§ **Exercise 1**
Answer these questions from the passage on De Chirico:
(a) In what year did De Chirico hold his first exhibition in New York City?
(b) What nationality was Isabella Pakszwer Far?
(c) What is the house De Chirico bought in 1948 now?
§ **Exercise 2**
Carry on the passage on De Chirico from its last sentence.

§ **Passage provided**
De Chirico met and married his first wife, the Russian Ballerina Raissa Gurievich in 1924, and together they moved to Paris. In 1928 he held his first exhibition in New York City and shortly afterwards, London. He wrote essays on art and other subjects, and in 1929 published a novel entitled Hebdomeros, the Metaphysician.
In 1930, De Chirico met his second wife, Isabella Pakszwer Far, a Russian, with whom he would remain for the rest of his life. Together they moved to Italy in 1932, finally settling in Rome in 1944
- in 1948 he bought a house near the Spanish Steps which is now a museum dedicated to his work.

§ **Data section**
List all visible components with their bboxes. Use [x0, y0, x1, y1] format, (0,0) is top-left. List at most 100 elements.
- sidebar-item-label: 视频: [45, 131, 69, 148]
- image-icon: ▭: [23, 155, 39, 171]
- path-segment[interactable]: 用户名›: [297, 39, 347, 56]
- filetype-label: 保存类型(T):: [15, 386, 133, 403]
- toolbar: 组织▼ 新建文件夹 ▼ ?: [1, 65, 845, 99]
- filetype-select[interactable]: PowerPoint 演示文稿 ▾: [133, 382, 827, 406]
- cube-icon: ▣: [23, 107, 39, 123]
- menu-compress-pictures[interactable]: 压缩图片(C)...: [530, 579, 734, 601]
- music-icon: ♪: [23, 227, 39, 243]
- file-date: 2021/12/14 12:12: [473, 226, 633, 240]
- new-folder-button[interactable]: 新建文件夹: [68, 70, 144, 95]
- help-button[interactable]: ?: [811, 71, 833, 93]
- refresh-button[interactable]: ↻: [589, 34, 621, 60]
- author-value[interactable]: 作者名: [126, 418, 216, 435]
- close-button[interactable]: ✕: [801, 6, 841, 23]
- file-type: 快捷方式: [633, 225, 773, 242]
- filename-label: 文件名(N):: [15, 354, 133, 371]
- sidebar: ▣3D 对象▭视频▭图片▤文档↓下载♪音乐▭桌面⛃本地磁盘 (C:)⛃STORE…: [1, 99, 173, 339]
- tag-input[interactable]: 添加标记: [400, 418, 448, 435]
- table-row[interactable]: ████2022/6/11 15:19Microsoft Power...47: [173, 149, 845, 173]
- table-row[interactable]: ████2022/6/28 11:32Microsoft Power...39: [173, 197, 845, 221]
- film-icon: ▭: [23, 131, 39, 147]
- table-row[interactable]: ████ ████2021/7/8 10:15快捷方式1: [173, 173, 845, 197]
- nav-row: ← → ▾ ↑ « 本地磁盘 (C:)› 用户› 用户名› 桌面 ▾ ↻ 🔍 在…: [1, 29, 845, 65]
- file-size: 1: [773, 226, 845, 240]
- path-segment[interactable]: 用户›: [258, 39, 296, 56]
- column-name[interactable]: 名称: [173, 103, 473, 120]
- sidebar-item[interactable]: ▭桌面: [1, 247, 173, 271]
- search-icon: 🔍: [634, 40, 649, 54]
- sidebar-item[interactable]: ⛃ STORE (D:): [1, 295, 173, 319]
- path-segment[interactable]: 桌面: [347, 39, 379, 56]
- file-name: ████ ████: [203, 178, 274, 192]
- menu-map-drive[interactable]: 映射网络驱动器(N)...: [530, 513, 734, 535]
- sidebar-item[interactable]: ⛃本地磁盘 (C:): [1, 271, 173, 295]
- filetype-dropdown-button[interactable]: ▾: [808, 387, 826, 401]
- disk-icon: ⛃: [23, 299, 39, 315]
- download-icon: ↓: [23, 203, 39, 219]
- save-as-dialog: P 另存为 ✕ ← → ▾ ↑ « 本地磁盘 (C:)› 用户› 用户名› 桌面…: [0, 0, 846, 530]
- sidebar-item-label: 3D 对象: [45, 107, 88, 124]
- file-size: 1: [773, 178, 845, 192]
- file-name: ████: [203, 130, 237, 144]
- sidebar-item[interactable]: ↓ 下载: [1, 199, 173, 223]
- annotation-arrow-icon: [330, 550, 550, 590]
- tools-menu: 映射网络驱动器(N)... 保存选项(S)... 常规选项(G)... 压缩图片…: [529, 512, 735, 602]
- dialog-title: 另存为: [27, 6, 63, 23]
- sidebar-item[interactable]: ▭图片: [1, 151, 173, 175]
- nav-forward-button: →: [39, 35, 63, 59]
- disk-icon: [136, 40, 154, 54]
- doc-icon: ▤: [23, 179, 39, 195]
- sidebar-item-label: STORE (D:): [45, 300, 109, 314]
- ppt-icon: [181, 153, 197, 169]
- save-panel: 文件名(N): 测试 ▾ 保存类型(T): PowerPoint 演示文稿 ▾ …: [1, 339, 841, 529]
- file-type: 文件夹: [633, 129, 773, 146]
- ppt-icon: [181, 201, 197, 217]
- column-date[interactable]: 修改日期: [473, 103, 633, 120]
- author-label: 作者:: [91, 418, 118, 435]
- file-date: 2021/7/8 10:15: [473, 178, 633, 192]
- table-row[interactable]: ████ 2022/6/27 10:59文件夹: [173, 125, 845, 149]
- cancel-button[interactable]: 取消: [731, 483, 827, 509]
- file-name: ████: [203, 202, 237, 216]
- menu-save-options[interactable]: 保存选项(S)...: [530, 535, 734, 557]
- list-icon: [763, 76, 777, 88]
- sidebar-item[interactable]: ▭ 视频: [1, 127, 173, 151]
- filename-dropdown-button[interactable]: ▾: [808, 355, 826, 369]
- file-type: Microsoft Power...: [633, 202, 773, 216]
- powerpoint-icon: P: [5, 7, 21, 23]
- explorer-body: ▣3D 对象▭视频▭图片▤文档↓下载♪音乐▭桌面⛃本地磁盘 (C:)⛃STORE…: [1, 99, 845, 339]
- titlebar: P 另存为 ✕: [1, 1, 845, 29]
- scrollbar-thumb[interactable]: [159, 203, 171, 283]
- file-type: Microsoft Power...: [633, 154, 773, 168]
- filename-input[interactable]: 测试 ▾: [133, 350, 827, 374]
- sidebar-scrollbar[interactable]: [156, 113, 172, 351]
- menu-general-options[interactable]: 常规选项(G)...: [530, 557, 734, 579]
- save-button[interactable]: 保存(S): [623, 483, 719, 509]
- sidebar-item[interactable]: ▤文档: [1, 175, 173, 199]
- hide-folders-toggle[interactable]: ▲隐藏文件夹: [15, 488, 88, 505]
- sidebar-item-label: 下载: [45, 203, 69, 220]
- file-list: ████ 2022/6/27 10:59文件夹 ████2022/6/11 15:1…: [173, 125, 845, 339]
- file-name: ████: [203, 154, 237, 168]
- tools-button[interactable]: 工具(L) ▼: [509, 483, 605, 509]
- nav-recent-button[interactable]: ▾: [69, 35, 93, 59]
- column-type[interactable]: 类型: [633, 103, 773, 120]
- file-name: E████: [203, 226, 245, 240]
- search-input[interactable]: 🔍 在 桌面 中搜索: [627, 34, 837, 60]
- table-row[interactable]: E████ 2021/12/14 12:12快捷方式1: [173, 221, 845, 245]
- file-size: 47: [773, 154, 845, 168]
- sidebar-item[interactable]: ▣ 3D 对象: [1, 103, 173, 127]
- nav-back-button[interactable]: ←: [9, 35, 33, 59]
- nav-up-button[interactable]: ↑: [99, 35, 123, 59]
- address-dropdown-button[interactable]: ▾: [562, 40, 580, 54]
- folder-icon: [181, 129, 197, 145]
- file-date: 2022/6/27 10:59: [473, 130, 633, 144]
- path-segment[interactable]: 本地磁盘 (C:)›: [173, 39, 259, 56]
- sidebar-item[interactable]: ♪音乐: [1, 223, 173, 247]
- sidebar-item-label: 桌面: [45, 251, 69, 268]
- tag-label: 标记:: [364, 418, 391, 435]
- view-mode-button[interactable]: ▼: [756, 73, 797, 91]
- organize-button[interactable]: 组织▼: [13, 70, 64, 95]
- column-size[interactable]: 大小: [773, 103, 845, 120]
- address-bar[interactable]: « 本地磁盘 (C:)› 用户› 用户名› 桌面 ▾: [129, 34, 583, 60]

§ **Expected output 1**
(a) 1928
(b) Russian
(c) A museum dedicated to his work

§ **Expected output 2**
In 1939, he adopted a neo-Baroque style influenced by Rubens. De Chirico's later paintings never received the same critical praise as did those from his metaphysical period. He resented this, as he thought his later work was better and more mature. He nevertheless produced backdated "self-forgeries" both to profit from his earlier success, and as an act of revenge—retribution for the critical preference for his early work. He also denounced many paintings attributed to him in public and private collections as forgeries.
He remained extremely prolific even as he approached his 90th year. In 1974 he was elected to the French Académie des Beaux-Arts. He died in Rome on November 20, 1978.
His brother, Andrea de Chirico, who became famous as Alberto Savinio, was also a writer and a painter.
Legacy
De Chirico won praise for his work almost immediately from writer Guillaume Apollinaire, who helped to introduce his work to the later Surrealists.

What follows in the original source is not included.